** BEGIN DATA FOR THIS EXERCISE **

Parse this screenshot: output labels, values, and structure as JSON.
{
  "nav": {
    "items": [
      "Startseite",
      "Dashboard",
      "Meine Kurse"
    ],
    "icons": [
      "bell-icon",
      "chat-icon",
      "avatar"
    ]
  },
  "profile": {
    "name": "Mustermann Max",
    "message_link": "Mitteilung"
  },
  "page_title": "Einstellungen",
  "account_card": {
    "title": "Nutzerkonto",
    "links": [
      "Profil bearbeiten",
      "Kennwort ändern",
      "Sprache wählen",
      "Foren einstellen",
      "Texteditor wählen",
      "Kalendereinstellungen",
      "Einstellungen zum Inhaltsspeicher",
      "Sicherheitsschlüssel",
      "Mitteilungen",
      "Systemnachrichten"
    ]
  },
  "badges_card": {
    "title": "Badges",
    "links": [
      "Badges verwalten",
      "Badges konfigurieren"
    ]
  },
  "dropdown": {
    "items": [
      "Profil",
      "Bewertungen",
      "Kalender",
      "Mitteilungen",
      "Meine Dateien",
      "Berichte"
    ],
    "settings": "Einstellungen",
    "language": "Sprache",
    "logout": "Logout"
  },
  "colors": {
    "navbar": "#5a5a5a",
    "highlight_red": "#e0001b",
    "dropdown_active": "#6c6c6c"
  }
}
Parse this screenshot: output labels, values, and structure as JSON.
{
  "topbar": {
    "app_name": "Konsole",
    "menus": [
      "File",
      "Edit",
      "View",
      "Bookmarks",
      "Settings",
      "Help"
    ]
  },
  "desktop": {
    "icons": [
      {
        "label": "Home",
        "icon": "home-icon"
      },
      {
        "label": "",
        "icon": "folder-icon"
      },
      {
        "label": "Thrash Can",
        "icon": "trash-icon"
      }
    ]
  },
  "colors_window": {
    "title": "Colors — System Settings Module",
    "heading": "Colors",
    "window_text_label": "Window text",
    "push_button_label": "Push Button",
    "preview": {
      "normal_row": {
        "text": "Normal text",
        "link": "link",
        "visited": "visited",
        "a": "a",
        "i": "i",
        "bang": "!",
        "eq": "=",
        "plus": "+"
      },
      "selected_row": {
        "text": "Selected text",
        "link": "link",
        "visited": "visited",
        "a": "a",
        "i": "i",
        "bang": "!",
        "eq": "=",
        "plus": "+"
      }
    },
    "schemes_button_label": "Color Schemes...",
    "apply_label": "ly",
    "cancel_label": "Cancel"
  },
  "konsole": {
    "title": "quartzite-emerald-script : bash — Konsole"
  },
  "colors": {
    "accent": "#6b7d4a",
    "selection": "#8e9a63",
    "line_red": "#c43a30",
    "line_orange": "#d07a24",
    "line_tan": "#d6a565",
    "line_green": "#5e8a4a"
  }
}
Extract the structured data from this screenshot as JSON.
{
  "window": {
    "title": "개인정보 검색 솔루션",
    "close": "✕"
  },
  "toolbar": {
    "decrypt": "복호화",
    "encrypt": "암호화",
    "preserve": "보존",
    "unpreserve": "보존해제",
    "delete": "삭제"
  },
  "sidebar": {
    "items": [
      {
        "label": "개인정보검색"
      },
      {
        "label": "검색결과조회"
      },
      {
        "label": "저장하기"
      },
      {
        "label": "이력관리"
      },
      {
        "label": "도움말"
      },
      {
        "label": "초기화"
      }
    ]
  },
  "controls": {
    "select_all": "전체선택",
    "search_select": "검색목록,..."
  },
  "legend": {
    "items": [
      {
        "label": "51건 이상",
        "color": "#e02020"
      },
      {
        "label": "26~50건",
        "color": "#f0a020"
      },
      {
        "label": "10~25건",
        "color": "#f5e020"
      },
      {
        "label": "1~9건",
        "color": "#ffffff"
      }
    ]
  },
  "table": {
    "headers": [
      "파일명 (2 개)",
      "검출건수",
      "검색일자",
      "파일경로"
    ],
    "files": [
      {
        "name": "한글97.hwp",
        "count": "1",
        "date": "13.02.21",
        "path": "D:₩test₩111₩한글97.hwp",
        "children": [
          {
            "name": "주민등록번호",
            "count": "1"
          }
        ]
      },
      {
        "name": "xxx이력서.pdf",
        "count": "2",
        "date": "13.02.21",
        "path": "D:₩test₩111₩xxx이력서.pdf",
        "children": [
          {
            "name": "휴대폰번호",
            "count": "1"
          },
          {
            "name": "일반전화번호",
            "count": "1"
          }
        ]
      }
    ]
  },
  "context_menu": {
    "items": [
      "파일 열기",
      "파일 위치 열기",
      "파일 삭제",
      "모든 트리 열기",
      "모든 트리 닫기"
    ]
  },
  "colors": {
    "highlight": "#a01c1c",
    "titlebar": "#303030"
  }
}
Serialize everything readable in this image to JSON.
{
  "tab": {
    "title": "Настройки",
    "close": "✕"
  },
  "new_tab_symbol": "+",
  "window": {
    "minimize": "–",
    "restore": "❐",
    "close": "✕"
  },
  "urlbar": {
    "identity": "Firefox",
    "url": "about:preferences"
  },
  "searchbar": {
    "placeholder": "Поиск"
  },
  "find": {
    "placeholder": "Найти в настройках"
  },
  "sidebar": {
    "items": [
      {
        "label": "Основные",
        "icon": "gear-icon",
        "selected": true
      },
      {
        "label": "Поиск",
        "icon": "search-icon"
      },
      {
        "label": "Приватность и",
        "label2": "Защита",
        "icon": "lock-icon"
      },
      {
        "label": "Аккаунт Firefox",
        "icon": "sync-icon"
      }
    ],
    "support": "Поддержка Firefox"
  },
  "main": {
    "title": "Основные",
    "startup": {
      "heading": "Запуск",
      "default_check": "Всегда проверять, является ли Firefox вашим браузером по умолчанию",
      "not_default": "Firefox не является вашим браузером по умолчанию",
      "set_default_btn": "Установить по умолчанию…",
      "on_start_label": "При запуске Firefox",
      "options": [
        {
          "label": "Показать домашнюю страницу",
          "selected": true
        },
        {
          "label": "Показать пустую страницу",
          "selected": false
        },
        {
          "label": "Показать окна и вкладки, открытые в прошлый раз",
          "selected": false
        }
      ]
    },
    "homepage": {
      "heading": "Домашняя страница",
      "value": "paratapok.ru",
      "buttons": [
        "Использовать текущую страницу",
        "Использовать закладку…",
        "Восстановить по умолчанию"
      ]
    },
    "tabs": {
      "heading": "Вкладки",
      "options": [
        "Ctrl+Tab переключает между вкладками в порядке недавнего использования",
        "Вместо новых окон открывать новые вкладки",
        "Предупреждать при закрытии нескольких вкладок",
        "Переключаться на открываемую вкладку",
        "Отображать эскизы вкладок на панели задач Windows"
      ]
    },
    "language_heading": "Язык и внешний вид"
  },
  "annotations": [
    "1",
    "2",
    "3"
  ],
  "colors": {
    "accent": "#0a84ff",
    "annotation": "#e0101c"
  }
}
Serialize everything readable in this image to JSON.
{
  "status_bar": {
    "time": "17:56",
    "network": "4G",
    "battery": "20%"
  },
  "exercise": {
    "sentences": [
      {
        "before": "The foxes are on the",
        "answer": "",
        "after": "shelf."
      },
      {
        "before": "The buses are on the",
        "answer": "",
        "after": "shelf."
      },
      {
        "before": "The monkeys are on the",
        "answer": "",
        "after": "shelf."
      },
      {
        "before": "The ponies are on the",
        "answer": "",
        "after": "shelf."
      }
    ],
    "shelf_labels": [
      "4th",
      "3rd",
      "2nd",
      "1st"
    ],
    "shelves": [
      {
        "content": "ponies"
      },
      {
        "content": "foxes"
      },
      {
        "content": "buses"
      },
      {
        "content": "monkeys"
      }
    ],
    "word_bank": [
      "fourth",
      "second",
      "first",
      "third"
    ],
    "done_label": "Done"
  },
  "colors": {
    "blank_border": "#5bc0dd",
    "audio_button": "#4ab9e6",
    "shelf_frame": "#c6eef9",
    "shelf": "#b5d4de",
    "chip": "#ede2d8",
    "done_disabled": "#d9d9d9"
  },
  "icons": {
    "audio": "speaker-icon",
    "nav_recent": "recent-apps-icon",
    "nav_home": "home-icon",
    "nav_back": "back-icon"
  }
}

** END DATA FOR THIS EXERCISE **

**EXERCISE AIM**:
Within the entries above, report how many lines include "test", and keep the answer to the number.

**TASK SOLUTION**:
2